## [Set task]
Nothing but the lines from the one containing "Output a JSON" to the end of the data should be returned, each exactly as written.

##############################

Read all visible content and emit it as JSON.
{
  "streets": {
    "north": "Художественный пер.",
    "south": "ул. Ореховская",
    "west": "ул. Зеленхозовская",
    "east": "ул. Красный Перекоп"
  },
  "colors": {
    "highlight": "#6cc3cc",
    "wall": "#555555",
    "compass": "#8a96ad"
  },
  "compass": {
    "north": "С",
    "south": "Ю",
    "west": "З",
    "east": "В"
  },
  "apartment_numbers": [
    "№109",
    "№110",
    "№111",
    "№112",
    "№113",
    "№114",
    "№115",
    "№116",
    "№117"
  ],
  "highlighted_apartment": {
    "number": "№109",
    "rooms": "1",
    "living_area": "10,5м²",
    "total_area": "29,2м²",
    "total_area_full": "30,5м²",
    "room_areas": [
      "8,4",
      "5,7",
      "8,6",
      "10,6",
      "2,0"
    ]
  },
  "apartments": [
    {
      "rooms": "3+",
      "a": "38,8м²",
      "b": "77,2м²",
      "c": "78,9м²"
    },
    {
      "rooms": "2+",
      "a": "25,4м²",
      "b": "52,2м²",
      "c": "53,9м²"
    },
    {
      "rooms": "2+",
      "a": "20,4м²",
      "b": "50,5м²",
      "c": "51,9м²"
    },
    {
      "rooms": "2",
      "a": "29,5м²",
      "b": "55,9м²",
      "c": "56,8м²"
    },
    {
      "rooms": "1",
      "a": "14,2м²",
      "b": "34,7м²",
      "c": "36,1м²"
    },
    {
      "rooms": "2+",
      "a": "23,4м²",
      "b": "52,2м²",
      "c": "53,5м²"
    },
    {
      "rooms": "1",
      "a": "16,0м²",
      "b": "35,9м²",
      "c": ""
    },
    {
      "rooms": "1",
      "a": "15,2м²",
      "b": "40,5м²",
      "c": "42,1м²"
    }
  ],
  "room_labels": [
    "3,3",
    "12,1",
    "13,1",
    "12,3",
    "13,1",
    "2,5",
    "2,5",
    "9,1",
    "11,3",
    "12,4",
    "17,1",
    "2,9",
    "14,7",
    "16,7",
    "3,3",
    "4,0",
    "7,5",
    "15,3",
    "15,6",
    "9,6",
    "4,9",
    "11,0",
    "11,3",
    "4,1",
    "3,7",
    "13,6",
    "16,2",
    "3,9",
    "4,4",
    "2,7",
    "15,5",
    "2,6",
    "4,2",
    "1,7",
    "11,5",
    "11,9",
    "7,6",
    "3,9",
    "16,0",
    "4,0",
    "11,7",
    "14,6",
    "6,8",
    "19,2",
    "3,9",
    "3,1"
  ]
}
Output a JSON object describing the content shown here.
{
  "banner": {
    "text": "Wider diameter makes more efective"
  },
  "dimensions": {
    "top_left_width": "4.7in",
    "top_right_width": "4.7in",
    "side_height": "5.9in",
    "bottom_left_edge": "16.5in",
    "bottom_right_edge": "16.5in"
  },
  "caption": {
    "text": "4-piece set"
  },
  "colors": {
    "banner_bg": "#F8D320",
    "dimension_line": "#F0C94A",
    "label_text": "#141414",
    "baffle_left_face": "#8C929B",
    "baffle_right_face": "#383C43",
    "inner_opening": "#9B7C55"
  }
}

##############################

## [Expected answer]
Output a JSON object describing the content shown here.
{
  "banner": {
    "text": "Wider diameter makes more efective"
  },
  "dimensions": {
    "top_left_width": "4.7in",
    "top_right_width": "4.7in",
    "side_height": "5.9in",
    "bottom_left_edge": "16.5in",
    "bottom_right_edge": "16.5in"
  },
  "caption": {
    "text": "4-piece set"
  },
  "colors": {
    "banner_bg": "#F8D320",
    "dimension_line": "#F0C94A",
    "label_text": "#141414",
    "baffle_left_face": "#8C929B",
    "baffle_right_face": "#383C43",
    "inner_opening": "#9B7C55"
  }
}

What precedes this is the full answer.